**Exercise:**
Character for character, write out the data below.

START Supplied records

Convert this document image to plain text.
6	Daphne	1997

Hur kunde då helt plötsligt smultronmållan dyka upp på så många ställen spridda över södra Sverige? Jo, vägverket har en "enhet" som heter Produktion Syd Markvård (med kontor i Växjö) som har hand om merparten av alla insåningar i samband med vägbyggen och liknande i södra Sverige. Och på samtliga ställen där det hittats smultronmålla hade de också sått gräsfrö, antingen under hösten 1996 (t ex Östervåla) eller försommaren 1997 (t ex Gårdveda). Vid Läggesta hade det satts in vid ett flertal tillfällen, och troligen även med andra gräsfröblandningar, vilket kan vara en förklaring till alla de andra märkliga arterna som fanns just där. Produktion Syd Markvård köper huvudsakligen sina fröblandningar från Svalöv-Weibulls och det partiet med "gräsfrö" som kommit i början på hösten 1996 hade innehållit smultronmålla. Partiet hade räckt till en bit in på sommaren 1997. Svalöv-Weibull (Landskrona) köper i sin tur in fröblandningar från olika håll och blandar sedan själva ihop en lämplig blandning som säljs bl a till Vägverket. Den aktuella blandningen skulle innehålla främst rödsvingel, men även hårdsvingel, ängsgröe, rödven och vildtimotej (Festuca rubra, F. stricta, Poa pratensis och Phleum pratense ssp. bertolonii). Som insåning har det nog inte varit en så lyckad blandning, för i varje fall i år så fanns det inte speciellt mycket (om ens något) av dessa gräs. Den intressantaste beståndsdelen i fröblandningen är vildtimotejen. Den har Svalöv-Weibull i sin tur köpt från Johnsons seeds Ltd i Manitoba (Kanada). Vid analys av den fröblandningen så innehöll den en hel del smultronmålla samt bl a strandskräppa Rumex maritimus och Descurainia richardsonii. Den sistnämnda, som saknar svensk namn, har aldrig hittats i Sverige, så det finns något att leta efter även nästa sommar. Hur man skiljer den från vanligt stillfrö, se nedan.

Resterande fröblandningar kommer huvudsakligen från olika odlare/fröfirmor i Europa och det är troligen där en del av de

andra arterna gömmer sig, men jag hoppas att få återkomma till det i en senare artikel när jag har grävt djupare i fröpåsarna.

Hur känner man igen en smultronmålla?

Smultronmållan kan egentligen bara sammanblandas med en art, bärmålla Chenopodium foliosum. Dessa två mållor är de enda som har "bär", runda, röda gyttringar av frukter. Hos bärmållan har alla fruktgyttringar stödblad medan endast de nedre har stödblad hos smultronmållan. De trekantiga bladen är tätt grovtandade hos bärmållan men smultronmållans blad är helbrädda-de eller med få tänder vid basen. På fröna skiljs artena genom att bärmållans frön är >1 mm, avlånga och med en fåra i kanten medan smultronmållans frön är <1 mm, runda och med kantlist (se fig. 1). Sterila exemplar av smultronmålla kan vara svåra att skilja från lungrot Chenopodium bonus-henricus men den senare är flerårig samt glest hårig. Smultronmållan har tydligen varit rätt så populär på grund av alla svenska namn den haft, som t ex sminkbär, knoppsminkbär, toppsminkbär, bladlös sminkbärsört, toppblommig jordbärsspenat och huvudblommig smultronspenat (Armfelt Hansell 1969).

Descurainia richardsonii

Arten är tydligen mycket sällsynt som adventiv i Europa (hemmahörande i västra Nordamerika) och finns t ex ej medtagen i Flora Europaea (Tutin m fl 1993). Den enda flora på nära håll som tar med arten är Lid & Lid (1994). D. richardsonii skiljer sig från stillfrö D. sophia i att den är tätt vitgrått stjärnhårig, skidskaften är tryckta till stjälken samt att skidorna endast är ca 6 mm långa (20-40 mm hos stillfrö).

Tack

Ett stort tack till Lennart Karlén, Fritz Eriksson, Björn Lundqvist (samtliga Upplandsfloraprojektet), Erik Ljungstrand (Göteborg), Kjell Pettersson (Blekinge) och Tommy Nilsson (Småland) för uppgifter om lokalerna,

END Supplied records

**Solution to this problem:**
Convert this document image to plain text.
6	Daphne	1997

Hur kunde då helt plötsligt smultronmållan dyka upp på så många ställen spridda över södra Sverige? Jo, vägverket har en "enhet" som heter Produktion Syd Markvård (med kontor i Växjö) som har hand om merparten av alla insåningar i samband med vägbyggen och liknande i södra Sverige. Och på samtliga ställen där det hittats smultronmålla hade de också sått gräsfrö, antingen under hösten 1996 (t ex Östervåla) eller försommaren 1997 (t ex Gårdveda). Vid Läggesta hade det satts in vid ett flertal tillfällen, och troligen även med andra gräsfröblandningar, vilket kan vara en förklaring till alla de andra märkliga arterna som fanns just där. Produktion Syd Markvård köper huvudsakligen sina fröblandningar från Svalöv-Weibulls och det partiet med "gräsfrö" som kommit i början på hösten 1996 hade innehållit smultronmålla. Partiet hade räckt till en bit in på sommaren 1997. Svalöv-Weibull (Landskrona) köper i sin tur in fröblandningar från olika håll och blandar sedan själva ihop en lämplig blandning som säljs bl a till Vägverket. Den aktuella blandningen skulle innehålla främst rödsvingel, men även hårdsvingel, ängsgröe, rödven och vildtimotej (Festuca rubra, F. stricta, Poa pratensis och Phleum pratense ssp. bertolonii). Som insåning har det nog inte varit en så lyckad blandning, för i varje fall i år så fanns det inte speciellt mycket (om ens något) av dessa gräs. Den intressantaste beståndsdelen i fröblandningen är vildtimotejen. Den har Svalöv-Weibull i sin tur köpt från Johnsons seeds Ltd i Manitoba (Kanada). Vid analys av den fröblandningen så innehöll den en hel del smultronmålla samt bl a strandskräppa Rumex maritimus och Descurainia richardsonii. Den sistnämnda, som saknar svensk namn, har aldrig hittats i Sverige, så det finns något att leta efter även nästa sommar. Hur man skiljer den från vanligt stillfrö, se nedan.

Resterande fröblandningar kommer huvudsakligen från olika odlare/fröfirmor i Europa och det är troligen där en del av de

andra arterna gömmer sig, men jag hoppas att få återkomma till det i en senare artikel när jag har grävt djupare i fröpåsarna.

Hur känner man igen en smultronmålla?

Smultronmållan kan egentligen bara sammanblandas med en art, bärmålla Chenopodium foliosum. Dessa två mållor är de enda som har "bär", runda, röda gyttringar av frukter. Hos bärmållan har alla fruktgyttringar stödblad medan endast de nedre har stödblad hos smultronmållan. De trekantiga bladen är tätt grovtandade hos bärmållan men smultronmållans blad är helbrädda-de eller med få tänder vid basen. På fröna skiljs artena genom att bärmållans frön är >1 mm, avlånga och med en fåra i kanten medan smultronmållans frön är <1 mm, runda och med kantlist (se fig. 1). Sterila exemplar av smultronmålla kan vara svåra att skilja från lungrot Chenopodium bonus-henricus men den senare är flerårig samt glest hårig. Smultronmållan har tydligen varit rätt så populär på grund av alla svenska namn den haft, som t ex sminkbär, knoppsminkbär, toppsminkbär, bladlös sminkbärsört, toppblommig jordbärsspenat och huvudblommig smultronspenat (Armfelt Hansell 1969).

Descurainia richardsonii

Arten är tydligen mycket sällsynt som adventiv i Europa (hemmahörande i västra Nordamerika) och finns t ex ej medtagen i Flora Europaea (Tutin m fl 1993). Den enda flora på nära håll som tar med arten är Lid & Lid (1994). D. richardsonii skiljer sig från stillfrö D. sophia i att den är tätt vitgrått stjärnhårig, skidskaften är tryckta till stjälken samt att skidorna endast är ca 6 mm långa (20-40 mm hos stillfrö).

Tack

Ett stort tack till Lennart Karlén, Fritz Eriksson, Björn Lundqvist (samtliga Upplandsfloraprojektet), Erik Ljungstrand (Göteborg), Kjell Pettersson (Blekinge) och Tommy Nilsson (Småland) för uppgifter om lokalerna,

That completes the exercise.